• Aim of the task:
Report, word for word, every line of the material that contains "Criando".

+ + + +

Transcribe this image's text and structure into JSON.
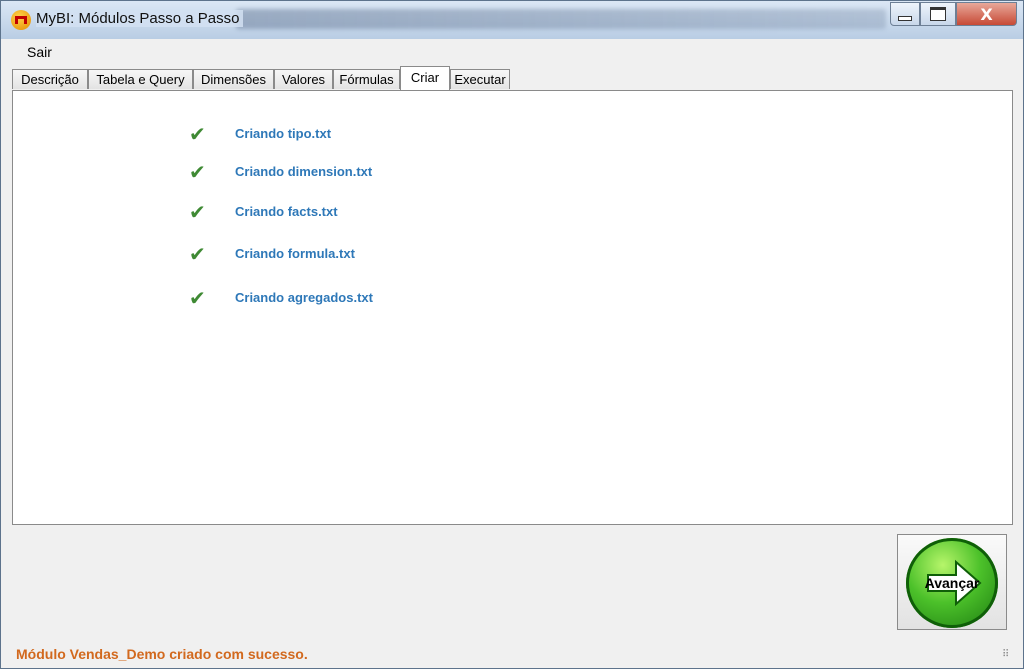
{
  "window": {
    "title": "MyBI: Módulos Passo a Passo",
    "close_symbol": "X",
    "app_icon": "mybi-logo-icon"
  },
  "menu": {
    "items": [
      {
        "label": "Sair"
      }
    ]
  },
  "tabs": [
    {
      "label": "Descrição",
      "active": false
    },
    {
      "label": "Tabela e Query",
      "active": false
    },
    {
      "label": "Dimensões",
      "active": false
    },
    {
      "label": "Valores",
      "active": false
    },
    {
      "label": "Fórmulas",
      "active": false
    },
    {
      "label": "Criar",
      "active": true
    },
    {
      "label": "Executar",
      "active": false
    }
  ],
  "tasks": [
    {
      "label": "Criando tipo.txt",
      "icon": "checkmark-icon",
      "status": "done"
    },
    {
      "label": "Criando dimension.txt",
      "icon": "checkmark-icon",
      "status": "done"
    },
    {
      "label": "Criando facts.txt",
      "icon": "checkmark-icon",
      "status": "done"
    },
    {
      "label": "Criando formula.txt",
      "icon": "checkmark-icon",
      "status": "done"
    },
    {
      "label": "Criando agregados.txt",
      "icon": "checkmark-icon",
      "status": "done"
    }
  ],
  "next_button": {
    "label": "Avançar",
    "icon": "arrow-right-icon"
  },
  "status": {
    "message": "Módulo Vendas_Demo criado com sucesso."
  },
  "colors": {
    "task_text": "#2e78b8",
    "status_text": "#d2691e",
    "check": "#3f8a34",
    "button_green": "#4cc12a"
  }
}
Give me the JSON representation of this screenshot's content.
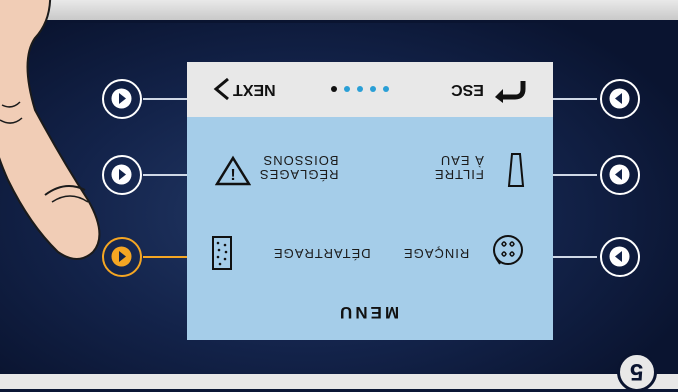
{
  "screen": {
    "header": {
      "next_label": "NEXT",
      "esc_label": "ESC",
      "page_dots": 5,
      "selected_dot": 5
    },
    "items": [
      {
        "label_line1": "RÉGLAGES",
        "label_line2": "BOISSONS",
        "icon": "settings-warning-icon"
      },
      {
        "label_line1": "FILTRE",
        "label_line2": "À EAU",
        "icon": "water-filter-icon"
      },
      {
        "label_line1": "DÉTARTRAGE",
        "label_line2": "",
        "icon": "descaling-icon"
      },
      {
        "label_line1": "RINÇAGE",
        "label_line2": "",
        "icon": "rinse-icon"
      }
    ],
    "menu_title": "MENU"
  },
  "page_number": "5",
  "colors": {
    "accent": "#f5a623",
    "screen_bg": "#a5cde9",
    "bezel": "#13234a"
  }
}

+ + + +

• Exercise answer:
      "label": "Criando tipo.txt",
      "label": "Criando dimension.txt",
      "label": "Criando facts.txt",
      "label": "Criando formula.txt",
      "label": "Criando agregados.txt",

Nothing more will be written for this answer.